Aim
Of the lines in the entries below, state how many hold the word "marker". Say nothing else.

** Begin Data for processing **

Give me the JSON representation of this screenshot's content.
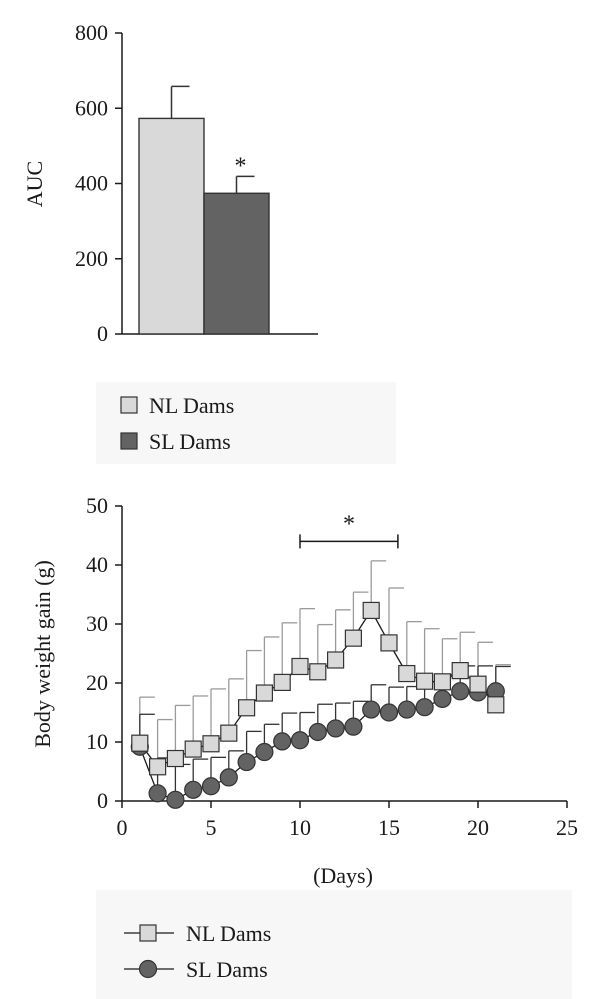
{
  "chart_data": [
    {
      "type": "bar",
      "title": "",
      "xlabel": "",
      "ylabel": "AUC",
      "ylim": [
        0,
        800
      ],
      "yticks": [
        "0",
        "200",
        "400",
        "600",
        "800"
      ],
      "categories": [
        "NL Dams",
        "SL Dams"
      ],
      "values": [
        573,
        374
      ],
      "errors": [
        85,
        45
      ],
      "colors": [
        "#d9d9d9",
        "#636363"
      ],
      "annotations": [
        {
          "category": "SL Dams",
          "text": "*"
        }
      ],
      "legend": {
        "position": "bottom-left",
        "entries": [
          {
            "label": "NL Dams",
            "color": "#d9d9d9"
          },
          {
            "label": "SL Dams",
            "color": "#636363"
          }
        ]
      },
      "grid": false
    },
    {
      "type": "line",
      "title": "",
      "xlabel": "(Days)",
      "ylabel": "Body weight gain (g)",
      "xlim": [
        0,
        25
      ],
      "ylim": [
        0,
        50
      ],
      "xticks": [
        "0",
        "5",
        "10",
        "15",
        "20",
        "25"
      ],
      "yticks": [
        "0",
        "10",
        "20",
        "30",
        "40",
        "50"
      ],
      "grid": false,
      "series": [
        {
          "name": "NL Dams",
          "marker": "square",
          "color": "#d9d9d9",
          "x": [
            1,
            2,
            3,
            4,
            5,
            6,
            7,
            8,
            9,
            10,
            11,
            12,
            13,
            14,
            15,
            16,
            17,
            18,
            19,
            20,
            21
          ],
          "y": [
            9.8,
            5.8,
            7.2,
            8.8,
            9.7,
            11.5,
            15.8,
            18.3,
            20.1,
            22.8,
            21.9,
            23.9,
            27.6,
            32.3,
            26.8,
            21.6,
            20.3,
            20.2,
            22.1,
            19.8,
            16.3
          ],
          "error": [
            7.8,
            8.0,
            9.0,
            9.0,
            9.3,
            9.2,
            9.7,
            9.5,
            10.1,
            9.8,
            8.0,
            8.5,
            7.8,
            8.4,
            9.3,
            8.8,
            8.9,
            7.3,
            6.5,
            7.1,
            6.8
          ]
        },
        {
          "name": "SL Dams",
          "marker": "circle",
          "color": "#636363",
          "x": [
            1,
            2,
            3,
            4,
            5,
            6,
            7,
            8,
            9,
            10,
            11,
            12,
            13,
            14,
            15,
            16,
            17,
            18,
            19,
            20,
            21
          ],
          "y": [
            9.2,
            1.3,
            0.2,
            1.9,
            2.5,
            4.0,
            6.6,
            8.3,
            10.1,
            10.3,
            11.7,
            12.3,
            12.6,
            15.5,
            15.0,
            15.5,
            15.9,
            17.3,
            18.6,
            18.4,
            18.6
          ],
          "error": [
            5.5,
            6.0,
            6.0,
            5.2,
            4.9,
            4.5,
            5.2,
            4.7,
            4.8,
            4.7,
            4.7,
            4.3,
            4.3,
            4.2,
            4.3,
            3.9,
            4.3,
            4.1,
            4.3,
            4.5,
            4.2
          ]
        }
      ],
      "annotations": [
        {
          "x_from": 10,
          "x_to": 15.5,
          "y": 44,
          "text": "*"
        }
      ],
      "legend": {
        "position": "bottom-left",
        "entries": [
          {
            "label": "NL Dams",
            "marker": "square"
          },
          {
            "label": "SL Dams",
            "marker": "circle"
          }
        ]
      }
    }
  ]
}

** End Data for processing **
** Begin Data for processing **

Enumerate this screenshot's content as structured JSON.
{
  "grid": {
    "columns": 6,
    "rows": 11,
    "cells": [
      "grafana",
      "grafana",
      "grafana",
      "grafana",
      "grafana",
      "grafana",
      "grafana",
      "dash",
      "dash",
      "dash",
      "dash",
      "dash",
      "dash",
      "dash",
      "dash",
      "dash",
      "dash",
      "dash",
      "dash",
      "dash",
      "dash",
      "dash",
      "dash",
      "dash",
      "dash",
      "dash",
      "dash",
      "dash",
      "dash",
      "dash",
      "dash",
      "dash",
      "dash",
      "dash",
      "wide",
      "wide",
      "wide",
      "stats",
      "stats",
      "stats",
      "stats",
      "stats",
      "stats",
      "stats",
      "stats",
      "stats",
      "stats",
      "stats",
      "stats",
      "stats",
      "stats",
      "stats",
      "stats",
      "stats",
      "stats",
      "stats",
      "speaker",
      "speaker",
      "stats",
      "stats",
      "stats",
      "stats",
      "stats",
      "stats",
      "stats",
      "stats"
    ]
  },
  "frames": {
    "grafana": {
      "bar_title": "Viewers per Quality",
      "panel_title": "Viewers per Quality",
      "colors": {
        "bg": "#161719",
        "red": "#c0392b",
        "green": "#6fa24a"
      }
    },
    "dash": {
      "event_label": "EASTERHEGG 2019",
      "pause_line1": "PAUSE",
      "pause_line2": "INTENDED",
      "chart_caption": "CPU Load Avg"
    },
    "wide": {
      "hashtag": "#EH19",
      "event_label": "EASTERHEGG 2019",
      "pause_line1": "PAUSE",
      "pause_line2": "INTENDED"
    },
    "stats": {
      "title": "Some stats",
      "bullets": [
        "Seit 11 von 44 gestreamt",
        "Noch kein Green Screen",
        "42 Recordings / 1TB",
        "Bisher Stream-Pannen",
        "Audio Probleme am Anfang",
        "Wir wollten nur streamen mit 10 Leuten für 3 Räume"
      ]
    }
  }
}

** End Data for processing **

Solution
4